WHAT IS NEEDED: Please copy the listing word for word, from its first line through the line that contains "by-shape-mid: ）为一类，（: [364, 807, 474, 831]", including both of those lines.

# SUPPLIED DATA start

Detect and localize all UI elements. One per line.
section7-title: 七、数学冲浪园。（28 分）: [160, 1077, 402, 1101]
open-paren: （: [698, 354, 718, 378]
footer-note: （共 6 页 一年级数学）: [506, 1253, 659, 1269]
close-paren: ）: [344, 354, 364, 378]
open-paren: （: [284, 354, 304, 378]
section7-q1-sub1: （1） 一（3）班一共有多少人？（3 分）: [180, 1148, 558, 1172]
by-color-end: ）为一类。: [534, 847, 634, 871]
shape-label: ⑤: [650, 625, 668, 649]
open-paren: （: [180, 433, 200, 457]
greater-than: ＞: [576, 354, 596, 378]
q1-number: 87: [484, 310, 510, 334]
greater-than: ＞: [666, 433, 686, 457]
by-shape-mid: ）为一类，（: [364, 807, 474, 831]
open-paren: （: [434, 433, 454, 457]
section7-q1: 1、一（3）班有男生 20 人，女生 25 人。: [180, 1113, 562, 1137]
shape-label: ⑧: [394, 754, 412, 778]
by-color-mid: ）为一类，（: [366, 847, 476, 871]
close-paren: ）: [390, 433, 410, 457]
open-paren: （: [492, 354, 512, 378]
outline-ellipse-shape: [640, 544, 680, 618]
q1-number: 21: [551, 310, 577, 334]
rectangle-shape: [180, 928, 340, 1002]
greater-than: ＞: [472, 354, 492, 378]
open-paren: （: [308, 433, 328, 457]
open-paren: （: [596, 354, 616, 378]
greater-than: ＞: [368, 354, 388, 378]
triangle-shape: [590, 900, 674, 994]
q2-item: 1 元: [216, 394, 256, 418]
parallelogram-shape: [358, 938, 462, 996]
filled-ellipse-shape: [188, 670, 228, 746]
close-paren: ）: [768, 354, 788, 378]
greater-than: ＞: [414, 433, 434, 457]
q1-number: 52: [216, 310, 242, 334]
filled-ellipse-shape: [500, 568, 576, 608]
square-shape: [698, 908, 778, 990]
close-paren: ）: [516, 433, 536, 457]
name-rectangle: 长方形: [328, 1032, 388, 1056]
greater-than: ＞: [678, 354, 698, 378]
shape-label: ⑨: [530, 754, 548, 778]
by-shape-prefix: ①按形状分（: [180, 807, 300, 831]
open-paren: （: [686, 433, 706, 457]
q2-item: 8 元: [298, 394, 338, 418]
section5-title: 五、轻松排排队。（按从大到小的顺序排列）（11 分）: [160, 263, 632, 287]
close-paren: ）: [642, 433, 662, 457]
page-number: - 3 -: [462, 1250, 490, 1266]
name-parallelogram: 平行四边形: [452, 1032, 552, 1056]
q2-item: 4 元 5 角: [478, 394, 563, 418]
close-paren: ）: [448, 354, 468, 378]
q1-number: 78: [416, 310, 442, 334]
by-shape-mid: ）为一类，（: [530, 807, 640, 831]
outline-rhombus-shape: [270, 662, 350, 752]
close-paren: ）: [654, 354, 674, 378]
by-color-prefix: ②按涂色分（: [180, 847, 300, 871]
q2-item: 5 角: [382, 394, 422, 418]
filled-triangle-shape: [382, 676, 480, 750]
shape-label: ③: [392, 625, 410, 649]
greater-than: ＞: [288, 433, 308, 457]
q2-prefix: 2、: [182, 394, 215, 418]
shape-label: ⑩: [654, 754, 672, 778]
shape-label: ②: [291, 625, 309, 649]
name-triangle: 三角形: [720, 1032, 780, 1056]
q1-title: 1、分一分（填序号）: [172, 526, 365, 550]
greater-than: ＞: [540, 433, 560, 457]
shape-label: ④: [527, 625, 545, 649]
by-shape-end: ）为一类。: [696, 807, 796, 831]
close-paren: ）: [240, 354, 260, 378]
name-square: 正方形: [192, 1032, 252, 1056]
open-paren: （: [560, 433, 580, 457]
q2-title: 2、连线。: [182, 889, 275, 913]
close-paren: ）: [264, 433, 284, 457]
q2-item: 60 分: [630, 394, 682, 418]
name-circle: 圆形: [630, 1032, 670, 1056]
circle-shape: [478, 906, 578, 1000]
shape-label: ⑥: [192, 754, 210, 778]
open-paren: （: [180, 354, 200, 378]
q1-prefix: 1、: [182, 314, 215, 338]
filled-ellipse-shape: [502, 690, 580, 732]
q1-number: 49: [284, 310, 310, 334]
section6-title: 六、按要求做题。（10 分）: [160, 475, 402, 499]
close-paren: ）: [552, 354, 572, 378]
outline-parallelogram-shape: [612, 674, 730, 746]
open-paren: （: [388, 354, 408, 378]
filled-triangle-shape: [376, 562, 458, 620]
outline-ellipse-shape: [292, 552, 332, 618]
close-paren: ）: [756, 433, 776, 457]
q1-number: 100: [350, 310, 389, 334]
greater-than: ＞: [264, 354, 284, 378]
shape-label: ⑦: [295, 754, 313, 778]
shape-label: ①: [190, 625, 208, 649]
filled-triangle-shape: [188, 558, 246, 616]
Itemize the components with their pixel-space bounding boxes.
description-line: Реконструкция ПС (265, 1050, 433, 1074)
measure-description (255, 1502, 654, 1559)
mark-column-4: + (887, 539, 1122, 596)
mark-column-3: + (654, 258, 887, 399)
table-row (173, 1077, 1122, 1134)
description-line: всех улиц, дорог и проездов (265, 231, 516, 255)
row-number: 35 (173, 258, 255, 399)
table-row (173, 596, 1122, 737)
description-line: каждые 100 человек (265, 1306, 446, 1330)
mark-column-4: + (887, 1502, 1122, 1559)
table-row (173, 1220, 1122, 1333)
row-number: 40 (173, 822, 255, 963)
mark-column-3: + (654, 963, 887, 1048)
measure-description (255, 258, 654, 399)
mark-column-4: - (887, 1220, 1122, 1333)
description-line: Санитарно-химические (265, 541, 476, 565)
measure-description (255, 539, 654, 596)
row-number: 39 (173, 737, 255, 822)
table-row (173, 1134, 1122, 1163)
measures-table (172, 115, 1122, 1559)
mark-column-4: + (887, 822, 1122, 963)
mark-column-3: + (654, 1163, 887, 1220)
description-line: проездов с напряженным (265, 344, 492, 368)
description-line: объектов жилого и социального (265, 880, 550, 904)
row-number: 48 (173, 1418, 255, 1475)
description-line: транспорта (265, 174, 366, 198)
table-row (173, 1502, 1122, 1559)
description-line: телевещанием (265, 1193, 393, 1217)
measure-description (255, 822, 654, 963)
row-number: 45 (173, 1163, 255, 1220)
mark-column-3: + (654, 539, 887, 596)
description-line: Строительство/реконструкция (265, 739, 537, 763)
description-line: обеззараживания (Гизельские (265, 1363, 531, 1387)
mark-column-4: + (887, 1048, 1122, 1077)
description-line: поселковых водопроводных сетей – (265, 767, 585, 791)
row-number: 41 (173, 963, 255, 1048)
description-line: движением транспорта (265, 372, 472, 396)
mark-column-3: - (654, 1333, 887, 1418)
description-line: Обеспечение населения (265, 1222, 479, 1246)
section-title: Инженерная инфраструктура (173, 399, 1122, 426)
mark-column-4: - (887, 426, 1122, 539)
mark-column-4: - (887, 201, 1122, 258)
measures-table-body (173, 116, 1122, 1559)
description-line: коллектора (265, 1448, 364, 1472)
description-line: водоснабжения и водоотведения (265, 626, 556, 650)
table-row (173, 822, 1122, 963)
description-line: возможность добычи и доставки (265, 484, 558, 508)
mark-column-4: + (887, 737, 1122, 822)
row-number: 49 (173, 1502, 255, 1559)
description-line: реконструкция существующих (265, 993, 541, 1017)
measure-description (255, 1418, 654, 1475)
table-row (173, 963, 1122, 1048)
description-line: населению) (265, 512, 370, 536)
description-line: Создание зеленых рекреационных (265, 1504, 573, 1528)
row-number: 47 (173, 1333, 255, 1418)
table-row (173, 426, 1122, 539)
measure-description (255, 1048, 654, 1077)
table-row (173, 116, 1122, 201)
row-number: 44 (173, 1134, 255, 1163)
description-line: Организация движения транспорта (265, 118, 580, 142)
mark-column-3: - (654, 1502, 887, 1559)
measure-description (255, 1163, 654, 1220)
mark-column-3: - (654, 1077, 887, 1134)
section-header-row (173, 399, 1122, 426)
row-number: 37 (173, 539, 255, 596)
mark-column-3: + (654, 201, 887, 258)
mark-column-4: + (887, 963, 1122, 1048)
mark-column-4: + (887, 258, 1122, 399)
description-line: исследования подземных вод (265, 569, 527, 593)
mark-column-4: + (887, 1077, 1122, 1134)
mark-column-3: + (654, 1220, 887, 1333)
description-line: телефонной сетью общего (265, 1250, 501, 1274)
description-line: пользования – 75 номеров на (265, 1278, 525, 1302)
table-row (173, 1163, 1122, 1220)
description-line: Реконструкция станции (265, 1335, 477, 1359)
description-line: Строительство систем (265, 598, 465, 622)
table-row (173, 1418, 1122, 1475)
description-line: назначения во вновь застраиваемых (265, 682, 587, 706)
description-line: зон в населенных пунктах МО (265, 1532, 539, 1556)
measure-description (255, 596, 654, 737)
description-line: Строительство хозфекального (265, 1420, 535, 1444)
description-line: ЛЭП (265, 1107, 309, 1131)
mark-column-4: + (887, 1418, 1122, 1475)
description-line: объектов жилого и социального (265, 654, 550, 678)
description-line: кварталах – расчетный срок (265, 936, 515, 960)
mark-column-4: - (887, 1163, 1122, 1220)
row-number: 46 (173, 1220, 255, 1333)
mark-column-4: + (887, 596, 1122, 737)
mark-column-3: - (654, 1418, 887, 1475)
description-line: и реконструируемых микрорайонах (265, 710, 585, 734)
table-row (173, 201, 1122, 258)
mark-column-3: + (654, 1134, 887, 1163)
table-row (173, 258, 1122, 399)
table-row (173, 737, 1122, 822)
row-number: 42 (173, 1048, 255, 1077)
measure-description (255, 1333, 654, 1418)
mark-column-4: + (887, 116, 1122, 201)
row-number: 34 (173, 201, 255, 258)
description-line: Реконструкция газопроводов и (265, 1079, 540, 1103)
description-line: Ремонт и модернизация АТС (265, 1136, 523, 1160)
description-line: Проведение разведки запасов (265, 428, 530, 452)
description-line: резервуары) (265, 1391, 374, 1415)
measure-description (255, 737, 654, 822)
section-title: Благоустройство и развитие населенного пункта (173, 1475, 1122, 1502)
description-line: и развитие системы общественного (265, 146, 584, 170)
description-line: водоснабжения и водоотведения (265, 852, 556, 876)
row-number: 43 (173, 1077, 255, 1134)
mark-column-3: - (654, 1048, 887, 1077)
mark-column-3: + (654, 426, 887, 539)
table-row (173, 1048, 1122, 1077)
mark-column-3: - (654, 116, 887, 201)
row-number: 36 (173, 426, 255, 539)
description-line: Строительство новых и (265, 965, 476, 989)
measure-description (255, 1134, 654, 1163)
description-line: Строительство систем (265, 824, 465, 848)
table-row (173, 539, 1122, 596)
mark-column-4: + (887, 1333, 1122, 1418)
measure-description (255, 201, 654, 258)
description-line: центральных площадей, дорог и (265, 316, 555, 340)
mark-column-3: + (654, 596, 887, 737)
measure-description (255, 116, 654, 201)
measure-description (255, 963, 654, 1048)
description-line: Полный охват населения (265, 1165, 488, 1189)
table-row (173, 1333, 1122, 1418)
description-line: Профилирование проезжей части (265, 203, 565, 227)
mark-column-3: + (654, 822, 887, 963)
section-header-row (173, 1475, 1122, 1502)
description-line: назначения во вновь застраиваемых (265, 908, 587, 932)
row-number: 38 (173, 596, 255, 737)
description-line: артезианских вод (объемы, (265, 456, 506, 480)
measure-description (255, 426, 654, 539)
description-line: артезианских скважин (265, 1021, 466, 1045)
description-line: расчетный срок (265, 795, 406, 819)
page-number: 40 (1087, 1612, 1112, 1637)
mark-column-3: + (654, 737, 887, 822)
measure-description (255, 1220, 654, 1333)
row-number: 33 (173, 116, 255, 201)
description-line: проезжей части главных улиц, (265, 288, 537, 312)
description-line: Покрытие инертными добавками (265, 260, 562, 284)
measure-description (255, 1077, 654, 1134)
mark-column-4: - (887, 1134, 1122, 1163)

# SUPPLIED DATA end

WRITTEN RESPONSE:
Detect and localize all UI elements. One per line.
section7-title: 七、数学冲浪园。（28 分）: [160, 1077, 402, 1101]
open-paren: （: [698, 354, 718, 378]
footer-note: （共 6 页 一年级数学）: [506, 1253, 659, 1269]
close-paren: ）: [344, 354, 364, 378]
open-paren: （: [284, 354, 304, 378]
section7-q1-sub1: （1） 一（3）班一共有多少人？（3 分）: [180, 1148, 558, 1172]
by-color-end: ）为一类。: [534, 847, 634, 871]
shape-label: ⑤: [650, 625, 668, 649]
open-paren: （: [180, 433, 200, 457]
greater-than: ＞: [576, 354, 596, 378]
q1-number: 87: [484, 310, 510, 334]
greater-than: ＞: [666, 433, 686, 457]
by-shape-mid: ）为一类，（: [364, 807, 474, 831]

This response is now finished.